DESCRIPTION OF THE TASK:
In the passage on commitment below:
(a) What expedition is named in the header?
(b) Whose couplet does the writer say they firmly believe in?
(c) What book does the writer highly recommend, and who wrote it?

TEXT FOR ANALYSIS:
=== Begin Enclosure ===

W.H. Murray The Scottish Himalayan Expedition

Until one is committed there is hesitancy, the chance to draw back, always ineffectiveness. Concerning all acts of initiative or creation, there is one elementary truth...that the moment one definitely commits oneself, then Providence moves. too. All sorts of things occur to help one that would otherwise never have occurred. A whole stream of events issues from the decision, raising in one's favor all manner of incidents and meetings and material assistance which no man would have believed would have come his way.

--------------------------

I firmly believe in this couplet from Goethe: "Whatever you think you can do or believe you can do, begin it. Action has magic, grace, and power in it." [Ed. note; possibly a spiffed up translation by John Anster]

I also believe that the essence of spirituality is total acceptance of what is, which is to say abandoning all hope. Hope is toxic, because in its nature, it rejects what is, which in our case is pretty great. I highly recommend Everything is F*cked: a Book About Hope by Mark Manson which despite its obnoxious title is a deep read about a post-hope, non-transactional world view. Simultaneously, (and perhaps unlike you), I find that I have no appetite for contentment. It is in my nature to find something that needs fixing and dive in, just for the hell of it. This is not because the world is screwed up, but because I love the play element, like a good card game in which you and your opponents aren’t really sworn enemies, but you pretend to be because it’s fun.

=== End Enclosure ===

GIVEN DATA:

=== Begin Enclosure ===

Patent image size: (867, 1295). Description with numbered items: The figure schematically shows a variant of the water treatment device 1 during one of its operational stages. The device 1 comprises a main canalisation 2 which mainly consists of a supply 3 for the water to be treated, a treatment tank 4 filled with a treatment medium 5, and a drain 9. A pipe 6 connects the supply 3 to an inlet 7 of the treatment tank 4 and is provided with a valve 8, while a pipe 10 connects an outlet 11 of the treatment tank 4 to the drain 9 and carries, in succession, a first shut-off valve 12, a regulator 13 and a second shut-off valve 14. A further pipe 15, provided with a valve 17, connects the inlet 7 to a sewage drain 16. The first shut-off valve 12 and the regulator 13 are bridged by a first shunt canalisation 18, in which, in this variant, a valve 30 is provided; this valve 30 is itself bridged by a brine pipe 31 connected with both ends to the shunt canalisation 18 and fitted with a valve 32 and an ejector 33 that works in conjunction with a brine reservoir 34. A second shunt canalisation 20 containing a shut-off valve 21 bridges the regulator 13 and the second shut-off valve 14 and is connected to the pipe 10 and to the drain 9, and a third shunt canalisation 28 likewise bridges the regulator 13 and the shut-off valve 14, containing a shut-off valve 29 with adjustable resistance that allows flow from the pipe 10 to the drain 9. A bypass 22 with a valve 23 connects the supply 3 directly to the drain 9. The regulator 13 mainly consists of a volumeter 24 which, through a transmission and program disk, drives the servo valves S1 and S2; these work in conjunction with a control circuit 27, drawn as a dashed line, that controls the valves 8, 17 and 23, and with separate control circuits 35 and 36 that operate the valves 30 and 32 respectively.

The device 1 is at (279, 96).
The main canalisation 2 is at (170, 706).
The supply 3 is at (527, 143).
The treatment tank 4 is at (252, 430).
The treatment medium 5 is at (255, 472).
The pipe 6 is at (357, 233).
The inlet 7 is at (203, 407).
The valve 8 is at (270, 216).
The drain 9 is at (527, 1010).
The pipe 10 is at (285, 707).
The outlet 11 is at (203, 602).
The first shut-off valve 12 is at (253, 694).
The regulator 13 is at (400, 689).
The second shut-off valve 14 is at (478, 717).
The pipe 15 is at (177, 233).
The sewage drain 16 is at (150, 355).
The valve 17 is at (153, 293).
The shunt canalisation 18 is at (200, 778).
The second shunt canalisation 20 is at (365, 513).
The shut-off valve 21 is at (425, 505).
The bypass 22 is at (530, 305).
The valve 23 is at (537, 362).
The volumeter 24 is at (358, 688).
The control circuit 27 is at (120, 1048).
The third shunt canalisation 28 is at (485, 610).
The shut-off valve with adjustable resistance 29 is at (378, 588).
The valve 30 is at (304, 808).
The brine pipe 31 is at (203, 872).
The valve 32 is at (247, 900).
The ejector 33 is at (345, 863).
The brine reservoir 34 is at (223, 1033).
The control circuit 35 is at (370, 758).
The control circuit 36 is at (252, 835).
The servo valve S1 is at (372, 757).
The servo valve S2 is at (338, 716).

=== End Enclosure ===

EXERCISE OUTPUT:
(a) The Scottish Himalayan Expedition
(b) Goethe's
(c) Everything is F*cked: a Book About Hope, by Mark Manson